[Collected data]
================================
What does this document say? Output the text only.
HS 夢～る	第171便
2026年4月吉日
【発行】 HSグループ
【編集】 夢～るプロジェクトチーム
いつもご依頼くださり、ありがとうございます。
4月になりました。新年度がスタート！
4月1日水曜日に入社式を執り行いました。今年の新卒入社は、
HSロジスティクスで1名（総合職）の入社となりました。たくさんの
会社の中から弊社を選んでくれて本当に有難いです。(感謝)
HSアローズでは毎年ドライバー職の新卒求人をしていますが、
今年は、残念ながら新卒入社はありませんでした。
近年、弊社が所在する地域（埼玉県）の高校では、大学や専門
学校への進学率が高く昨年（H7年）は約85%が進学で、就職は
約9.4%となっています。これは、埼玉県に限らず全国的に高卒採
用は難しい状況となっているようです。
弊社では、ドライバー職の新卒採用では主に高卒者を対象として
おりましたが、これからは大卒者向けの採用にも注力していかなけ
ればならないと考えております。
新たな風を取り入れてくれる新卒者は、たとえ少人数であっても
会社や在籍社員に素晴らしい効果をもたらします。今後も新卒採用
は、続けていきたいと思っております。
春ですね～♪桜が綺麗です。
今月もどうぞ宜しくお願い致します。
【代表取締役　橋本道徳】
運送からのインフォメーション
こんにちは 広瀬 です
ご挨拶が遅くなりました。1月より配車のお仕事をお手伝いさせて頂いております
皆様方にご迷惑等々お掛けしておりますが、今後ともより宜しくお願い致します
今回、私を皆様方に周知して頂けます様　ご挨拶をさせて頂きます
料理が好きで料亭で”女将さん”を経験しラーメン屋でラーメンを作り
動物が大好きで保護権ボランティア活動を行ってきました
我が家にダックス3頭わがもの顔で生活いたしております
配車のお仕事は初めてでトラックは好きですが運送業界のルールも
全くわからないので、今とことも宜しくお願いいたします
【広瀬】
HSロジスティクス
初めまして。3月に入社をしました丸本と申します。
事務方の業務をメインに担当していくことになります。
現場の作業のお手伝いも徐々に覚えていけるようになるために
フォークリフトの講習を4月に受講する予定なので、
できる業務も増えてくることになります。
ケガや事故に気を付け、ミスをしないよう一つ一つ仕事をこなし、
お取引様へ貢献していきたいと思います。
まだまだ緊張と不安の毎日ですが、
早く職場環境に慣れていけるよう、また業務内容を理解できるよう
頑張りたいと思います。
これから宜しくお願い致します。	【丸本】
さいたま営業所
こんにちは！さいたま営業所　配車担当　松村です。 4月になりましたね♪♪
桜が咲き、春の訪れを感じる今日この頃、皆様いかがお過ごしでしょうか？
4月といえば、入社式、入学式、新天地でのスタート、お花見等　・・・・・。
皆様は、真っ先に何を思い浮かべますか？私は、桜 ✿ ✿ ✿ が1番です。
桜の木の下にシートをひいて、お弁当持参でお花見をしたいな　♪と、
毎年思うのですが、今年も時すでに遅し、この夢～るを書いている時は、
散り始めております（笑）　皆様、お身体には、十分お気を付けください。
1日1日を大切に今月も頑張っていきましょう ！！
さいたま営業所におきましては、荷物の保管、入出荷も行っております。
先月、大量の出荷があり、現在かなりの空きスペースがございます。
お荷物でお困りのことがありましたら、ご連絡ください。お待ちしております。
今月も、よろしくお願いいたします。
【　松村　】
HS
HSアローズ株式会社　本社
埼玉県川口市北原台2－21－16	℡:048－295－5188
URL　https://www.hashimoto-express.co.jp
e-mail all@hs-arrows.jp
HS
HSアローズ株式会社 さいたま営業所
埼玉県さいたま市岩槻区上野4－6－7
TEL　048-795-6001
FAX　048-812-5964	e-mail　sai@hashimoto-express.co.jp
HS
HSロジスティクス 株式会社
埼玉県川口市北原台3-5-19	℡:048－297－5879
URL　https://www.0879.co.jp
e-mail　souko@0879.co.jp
================================
◆ **Your objective**
Reproduce the listing above word for word.

◆ **Task solution**
What does this document say? Output the text only.
HS 夢～る	第171便
2026年4月吉日
【発行】 HSグループ
【編集】 夢～るプロジェクトチーム
いつもご依頼くださり、ありがとうございます。
4月になりました。新年度がスタート！
4月1日水曜日に入社式を執り行いました。今年の新卒入社は、
HSロジスティクスで1名（総合職）の入社となりました。たくさんの
会社の中から弊社を選んでくれて本当に有難いです。(感謝)
HSアローズでは毎年ドライバー職の新卒求人をしていますが、
今年は、残念ながら新卒入社はありませんでした。
近年、弊社が所在する地域（埼玉県）の高校では、大学や専門
学校への進学率が高く昨年（H7年）は約85%が進学で、就職は
約9.4%となっています。これは、埼玉県に限らず全国的に高卒採
用は難しい状況となっているようです。
弊社では、ドライバー職の新卒採用では主に高卒者を対象として
おりましたが、これからは大卒者向けの採用にも注力していかなけ
ればならないと考えております。
新たな風を取り入れてくれる新卒者は、たとえ少人数であっても
会社や在籍社員に素晴らしい効果をもたらします。今後も新卒採用
は、続けていきたいと思っております。
春ですね～♪桜が綺麗です。
今月もどうぞ宜しくお願い致します。
【代表取締役　橋本道徳】
運送からのインフォメーション
こんにちは 広瀬 です
ご挨拶が遅くなりました。1月より配車のお仕事をお手伝いさせて頂いております
皆様方にご迷惑等々お掛けしておりますが、今後ともより宜しくお願い致します
今回、私を皆様方に周知して頂けます様　ご挨拶をさせて頂きます
料理が好きで料亭で”女将さん”を経験しラーメン屋でラーメンを作り
動物が大好きで保護権ボランティア活動を行ってきました
我が家にダックス3頭わがもの顔で生活いたしております
配車のお仕事は初めてでトラックは好きですが運送業界のルールも
全くわからないので、今とことも宜しくお願いいたします
【広瀬】
HSロジスティクス
初めまして。3月に入社をしました丸本と申します。
事務方の業務をメインに担当していくことになります。
現場の作業のお手伝いも徐々に覚えていけるようになるために
フォークリフトの講習を4月に受講する予定なので、
できる業務も増えてくることになります。
ケガや事故に気を付け、ミスをしないよう一つ一つ仕事をこなし、
お取引様へ貢献していきたいと思います。
まだまだ緊張と不安の毎日ですが、
早く職場環境に慣れていけるよう、また業務内容を理解できるよう
頑張りたいと思います。
これから宜しくお願い致します。	【丸本】
さいたま営業所
こんにちは！さいたま営業所　配車担当　松村です。 4月になりましたね♪♪
桜が咲き、春の訪れを感じる今日この頃、皆様いかがお過ごしでしょうか？
4月といえば、入社式、入学式、新天地でのスタート、お花見等　・・・・・。
皆様は、真っ先に何を思い浮かべますか？私は、桜 ✿ ✿ ✿ が1番です。
桜の木の下にシートをひいて、お弁当持参でお花見をしたいな　♪と、
毎年思うのですが、今年も時すでに遅し、この夢～るを書いている時は、
散り始めております（笑）　皆様、お身体には、十分お気を付けください。
1日1日を大切に今月も頑張っていきましょう ！！
さいたま営業所におきましては、荷物の保管、入出荷も行っております。
先月、大量の出荷があり、現在かなりの空きスペースがございます。
お荷物でお困りのことがありましたら、ご連絡ください。お待ちしております。
今月も、よろしくお願いいたします。
【　松村　】
HS
HSアローズ株式会社　本社
埼玉県川口市北原台2－21－16	℡:048－295－5188
URL　https://www.hashimoto-express.co.jp
e-mail all@hs-arrows.jp
HS
HSアローズ株式会社 さいたま営業所
埼玉県さいたま市岩槻区上野4－6－7
TEL　048-795-6001
FAX　048-812-5964	e-mail　sai@hashimoto-express.co.jp
HS
HSロジスティクス 株式会社
埼玉県川口市北原台3-5-19	℡:048－297－5879
URL　https://www.0879.co.jp
e-mail　souko@0879.co.jp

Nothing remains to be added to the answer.